Start Task data

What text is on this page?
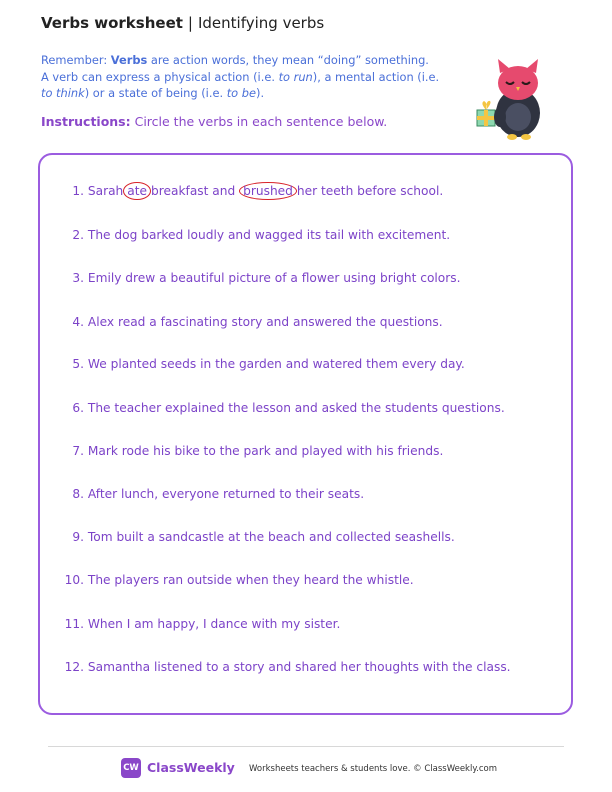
Verbs worksheet | Identifying verbs
Remember: Verbs are action words, they mean “doing” something.
A verb can express a physical action (i.e. to run), a mental action (i.e.
to think) or a state of being (i.e. to be).
Instructions: Circle the verbs in each sentence below.
1. Sarah ate breakfast and brushed her teeth before school.
2. The dog barked loudly and wagged its tail with excitement.
3. Emily drew a beautiful picture of a flower using bright colors.
4. Alex read a fascinating story and answered the questions.
5. We planted seeds in the garden and watered them every day.
6. The teacher explained the lesson and asked the students questions.
7. Mark rode his bike to the park and played with his friends.
8. After lunch, everyone returned to their seats.
9. Tom built a sandcastle at the beach and collected seashells.
10. The players ran outside when they heard the whistle.
11. When I am happy, I dance with my sister.
12. Samantha listened to a story and shared her thoughts with the class.
CW ClassWeekly Worksheets teachers & students love. © ClassWeekly.com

End Task data

Work instructions
Leave out the pictures and reproduce the rest of the listing exactly.

The output
What text is on this page?
Verbs worksheet | Identifying verbs
Remember: Verbs are action words, they mean “doing” something.
A verb can express a physical action (i.e. to run), a mental action (i.e.
to think) or a state of being (i.e. to be).
Instructions: Circle the verbs in each sentence below.
1. Sarah ate breakfast and brushed her teeth before school.
2. The dog barked loudly and wagged its tail with excitement.
3. Emily drew a beautiful picture of a flower using bright colors.
4. Alex read a fascinating story and answered the questions.
5. We planted seeds in the garden and watered them every day.
6. The teacher explained the lesson and asked the students questions.
7. Mark rode his bike to the park and played with his friends.
8. After lunch, everyone returned to their seats.
9. Tom built a sandcastle at the beach and collected seashells.
10. The players ran outside when they heard the whistle.
11. When I am happy, I dance with my sister.
12. Samantha listened to a story and shared her thoughts with the class.
CW ClassWeekly Worksheets teachers & students love. © ClassWeekly.com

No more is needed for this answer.